Look through the data below and work out how many lines contain the string "современном". Give the number alone.

═════ Records for this exercise

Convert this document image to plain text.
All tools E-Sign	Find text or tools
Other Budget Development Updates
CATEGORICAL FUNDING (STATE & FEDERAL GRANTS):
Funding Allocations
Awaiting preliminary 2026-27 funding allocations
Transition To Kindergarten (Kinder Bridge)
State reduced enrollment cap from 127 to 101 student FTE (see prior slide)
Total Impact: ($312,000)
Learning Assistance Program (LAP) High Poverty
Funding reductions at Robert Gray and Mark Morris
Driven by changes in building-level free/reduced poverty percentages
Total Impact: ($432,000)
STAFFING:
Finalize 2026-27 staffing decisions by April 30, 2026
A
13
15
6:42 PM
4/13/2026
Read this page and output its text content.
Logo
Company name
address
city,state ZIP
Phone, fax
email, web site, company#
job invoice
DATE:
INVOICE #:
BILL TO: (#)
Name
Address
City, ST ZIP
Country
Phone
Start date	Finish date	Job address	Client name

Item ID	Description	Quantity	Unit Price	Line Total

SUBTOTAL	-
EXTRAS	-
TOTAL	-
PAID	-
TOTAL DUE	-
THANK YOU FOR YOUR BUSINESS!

══════════
═════ Records for this exercise

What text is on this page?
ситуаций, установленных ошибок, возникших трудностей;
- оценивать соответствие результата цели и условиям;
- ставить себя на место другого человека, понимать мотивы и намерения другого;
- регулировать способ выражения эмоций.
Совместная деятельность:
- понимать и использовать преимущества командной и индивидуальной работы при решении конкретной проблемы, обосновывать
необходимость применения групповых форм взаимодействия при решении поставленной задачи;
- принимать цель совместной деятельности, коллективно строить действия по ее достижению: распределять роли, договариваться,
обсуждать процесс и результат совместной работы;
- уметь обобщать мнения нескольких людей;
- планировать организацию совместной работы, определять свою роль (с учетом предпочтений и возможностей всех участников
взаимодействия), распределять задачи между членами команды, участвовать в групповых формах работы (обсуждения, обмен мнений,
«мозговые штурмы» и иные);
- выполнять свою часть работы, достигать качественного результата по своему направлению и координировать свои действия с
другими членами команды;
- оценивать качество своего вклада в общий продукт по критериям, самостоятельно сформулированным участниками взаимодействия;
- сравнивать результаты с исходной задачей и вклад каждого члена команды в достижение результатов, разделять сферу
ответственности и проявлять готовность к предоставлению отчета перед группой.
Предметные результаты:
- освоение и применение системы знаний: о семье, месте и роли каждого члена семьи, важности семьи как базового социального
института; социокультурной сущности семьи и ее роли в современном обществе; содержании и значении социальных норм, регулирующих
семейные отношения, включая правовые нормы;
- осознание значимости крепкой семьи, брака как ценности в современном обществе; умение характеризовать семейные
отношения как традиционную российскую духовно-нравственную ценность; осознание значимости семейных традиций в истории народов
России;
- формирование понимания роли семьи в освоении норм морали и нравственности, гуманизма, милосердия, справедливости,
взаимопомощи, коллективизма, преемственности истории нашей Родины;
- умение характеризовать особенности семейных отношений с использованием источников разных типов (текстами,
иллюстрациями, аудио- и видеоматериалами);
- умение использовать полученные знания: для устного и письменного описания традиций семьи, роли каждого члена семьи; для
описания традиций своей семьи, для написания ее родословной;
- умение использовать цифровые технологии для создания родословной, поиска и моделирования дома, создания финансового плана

══════════
═════ Records for this exercise

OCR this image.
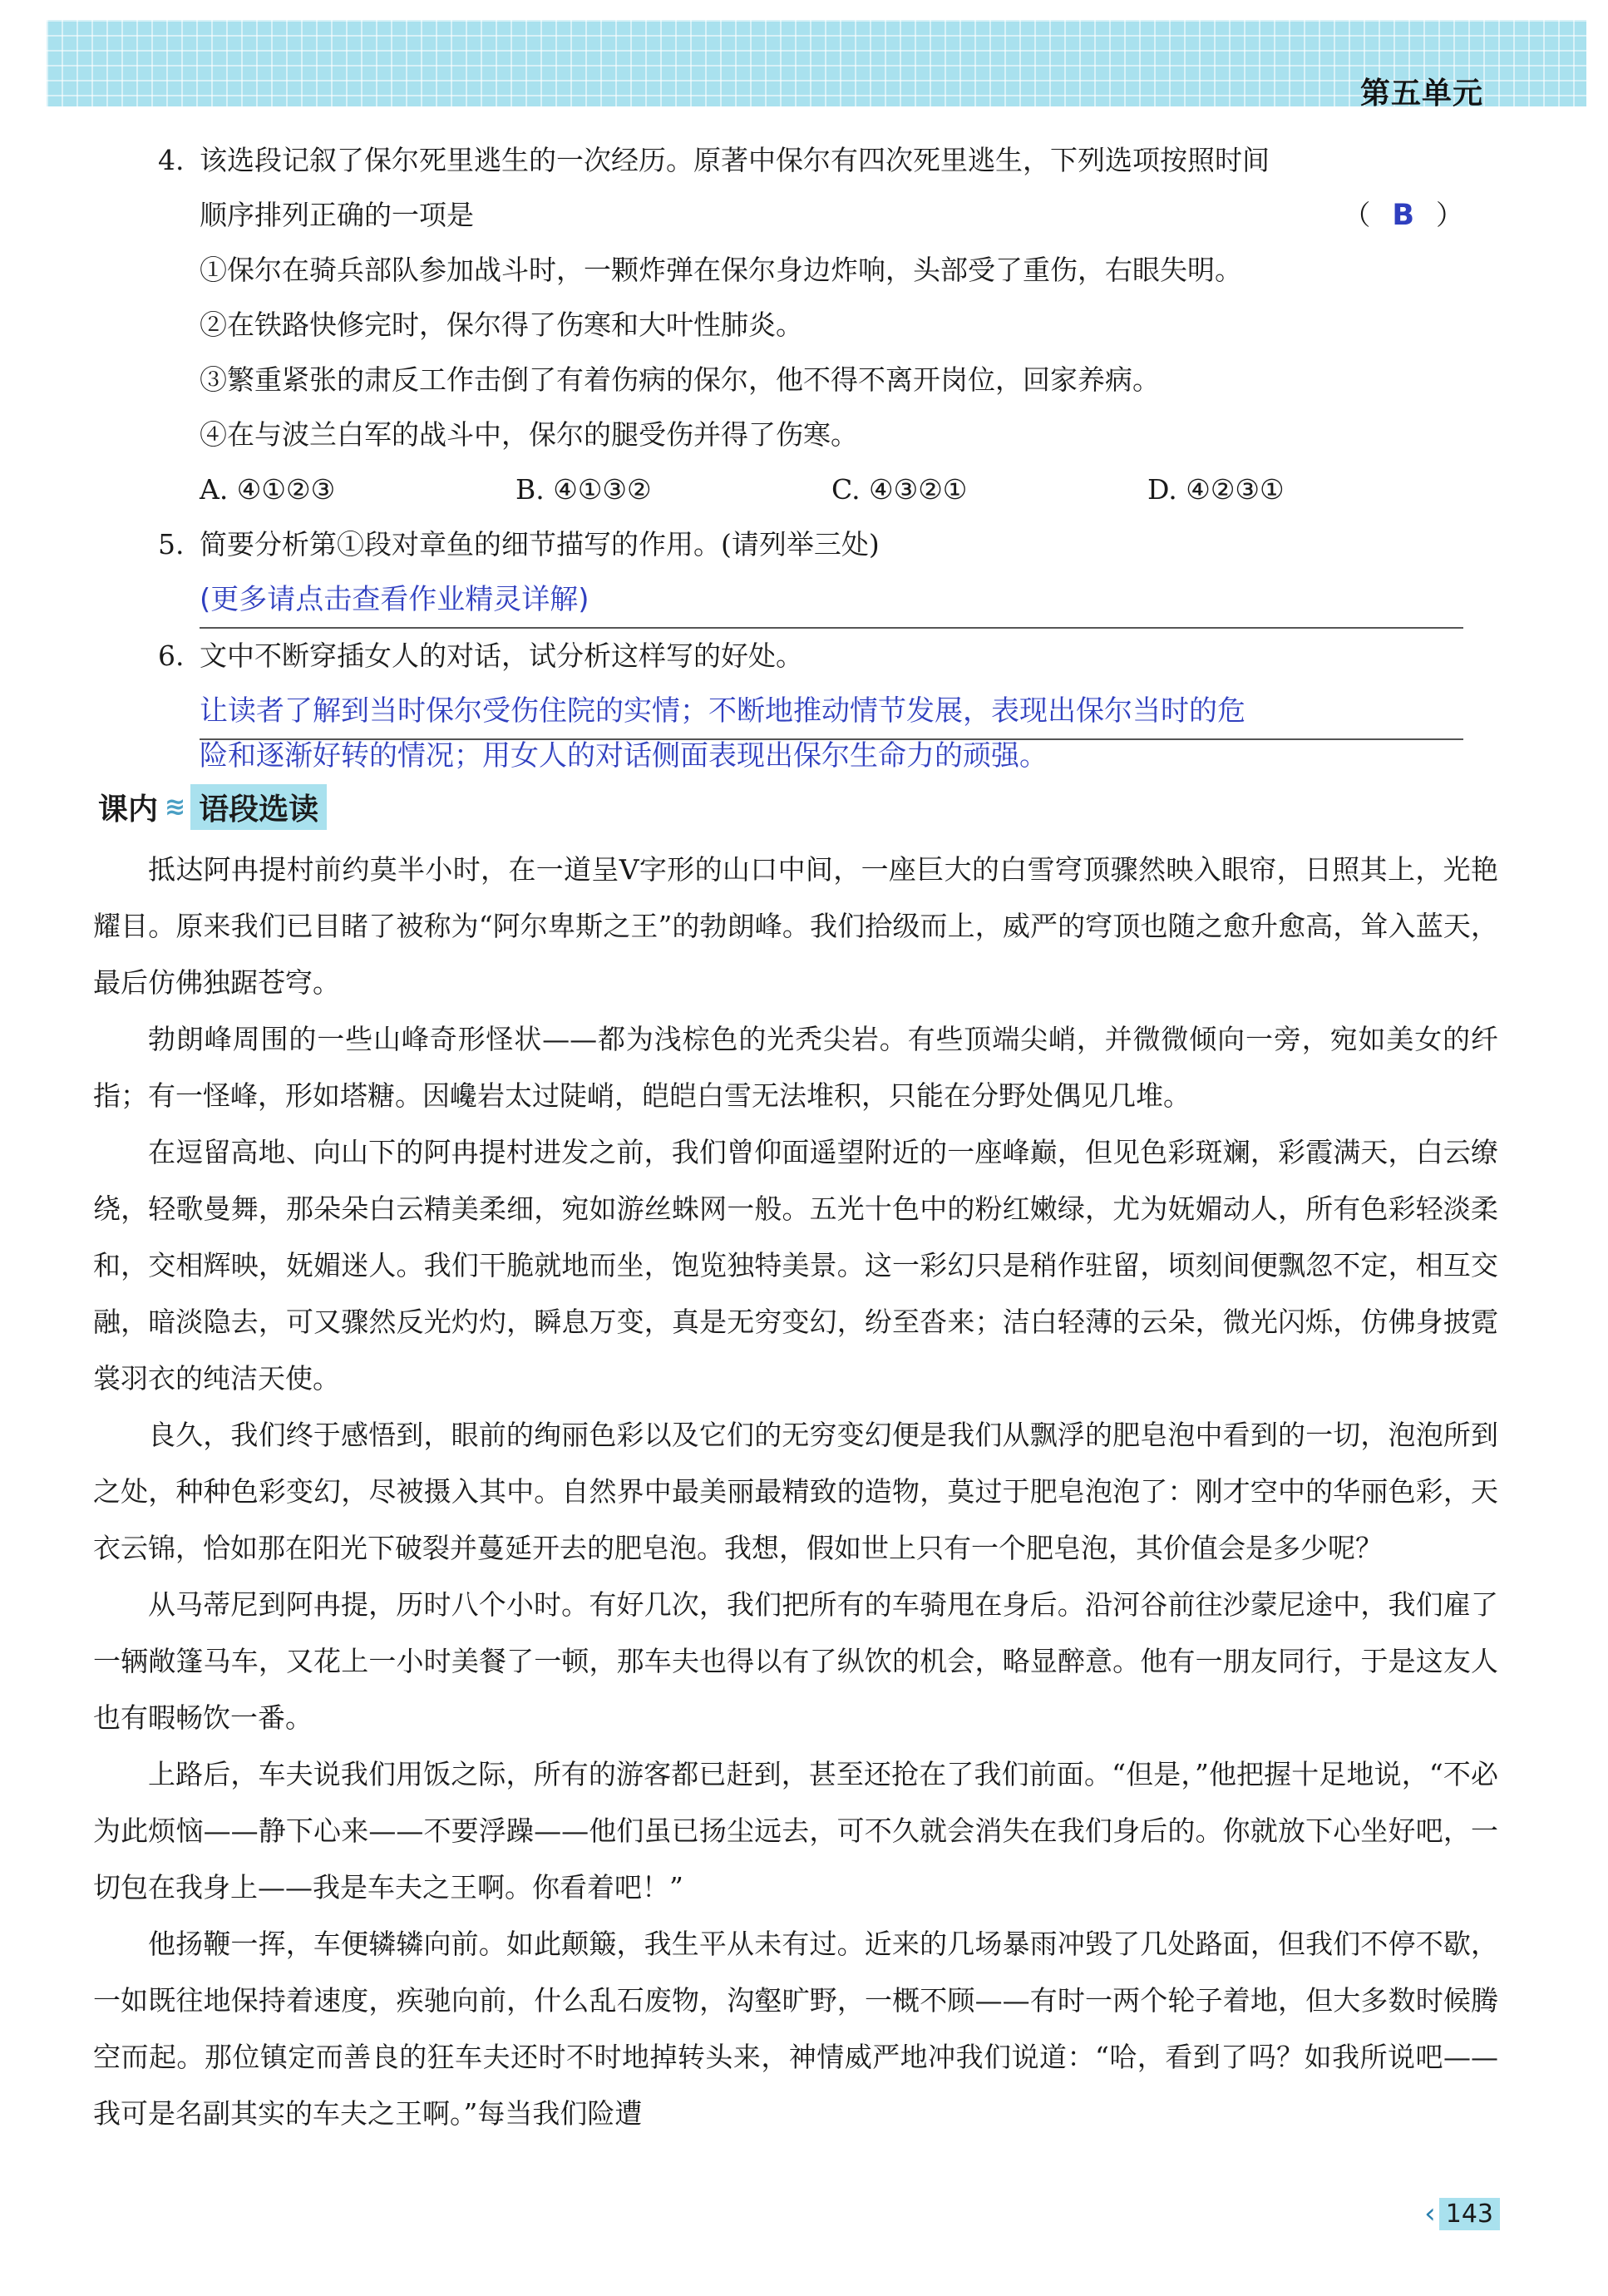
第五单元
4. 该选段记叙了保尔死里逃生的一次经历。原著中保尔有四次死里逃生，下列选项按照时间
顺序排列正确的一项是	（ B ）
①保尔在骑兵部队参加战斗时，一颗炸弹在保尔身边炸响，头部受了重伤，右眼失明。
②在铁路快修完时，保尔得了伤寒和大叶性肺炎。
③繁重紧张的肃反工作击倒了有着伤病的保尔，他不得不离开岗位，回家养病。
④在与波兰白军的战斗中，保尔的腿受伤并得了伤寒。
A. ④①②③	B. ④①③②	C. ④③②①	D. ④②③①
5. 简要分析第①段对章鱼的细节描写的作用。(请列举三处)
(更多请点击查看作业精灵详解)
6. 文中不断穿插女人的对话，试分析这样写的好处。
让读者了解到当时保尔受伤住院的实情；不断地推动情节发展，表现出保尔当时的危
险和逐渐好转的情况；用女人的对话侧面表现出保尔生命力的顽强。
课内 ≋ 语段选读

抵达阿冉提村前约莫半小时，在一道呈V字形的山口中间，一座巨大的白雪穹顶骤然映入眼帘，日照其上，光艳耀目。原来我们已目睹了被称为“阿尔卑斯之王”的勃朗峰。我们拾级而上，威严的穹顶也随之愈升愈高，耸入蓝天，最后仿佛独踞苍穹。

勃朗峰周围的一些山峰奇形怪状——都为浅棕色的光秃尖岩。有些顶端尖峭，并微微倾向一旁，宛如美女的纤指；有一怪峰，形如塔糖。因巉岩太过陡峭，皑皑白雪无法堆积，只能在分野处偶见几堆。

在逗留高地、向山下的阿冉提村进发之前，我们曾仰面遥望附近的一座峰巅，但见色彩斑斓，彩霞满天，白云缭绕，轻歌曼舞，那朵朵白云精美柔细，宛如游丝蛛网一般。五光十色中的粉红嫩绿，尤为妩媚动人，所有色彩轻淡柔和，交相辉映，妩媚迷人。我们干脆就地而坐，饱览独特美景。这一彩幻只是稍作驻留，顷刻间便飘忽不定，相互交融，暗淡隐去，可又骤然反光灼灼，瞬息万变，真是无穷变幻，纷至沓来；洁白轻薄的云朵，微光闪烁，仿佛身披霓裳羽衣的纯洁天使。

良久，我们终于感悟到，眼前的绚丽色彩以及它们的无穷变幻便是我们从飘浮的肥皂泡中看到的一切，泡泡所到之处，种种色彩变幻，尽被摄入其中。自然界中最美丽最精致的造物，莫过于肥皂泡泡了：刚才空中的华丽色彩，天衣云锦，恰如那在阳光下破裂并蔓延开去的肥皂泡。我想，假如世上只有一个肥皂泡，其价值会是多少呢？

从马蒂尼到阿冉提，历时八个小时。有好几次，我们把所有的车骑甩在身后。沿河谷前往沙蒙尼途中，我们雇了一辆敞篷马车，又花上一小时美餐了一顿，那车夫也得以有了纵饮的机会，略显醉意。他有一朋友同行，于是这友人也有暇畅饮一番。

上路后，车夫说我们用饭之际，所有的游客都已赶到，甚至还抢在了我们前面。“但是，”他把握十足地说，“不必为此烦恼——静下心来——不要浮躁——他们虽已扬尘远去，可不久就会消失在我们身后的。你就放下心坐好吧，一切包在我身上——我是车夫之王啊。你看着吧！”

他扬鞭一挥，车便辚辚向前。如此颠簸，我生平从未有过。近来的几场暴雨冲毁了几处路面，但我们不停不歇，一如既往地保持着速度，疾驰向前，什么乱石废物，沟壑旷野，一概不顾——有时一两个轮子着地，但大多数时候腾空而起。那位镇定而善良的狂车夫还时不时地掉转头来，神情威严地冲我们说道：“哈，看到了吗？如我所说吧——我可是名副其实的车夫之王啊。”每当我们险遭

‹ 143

══════════

> [Correct response] 2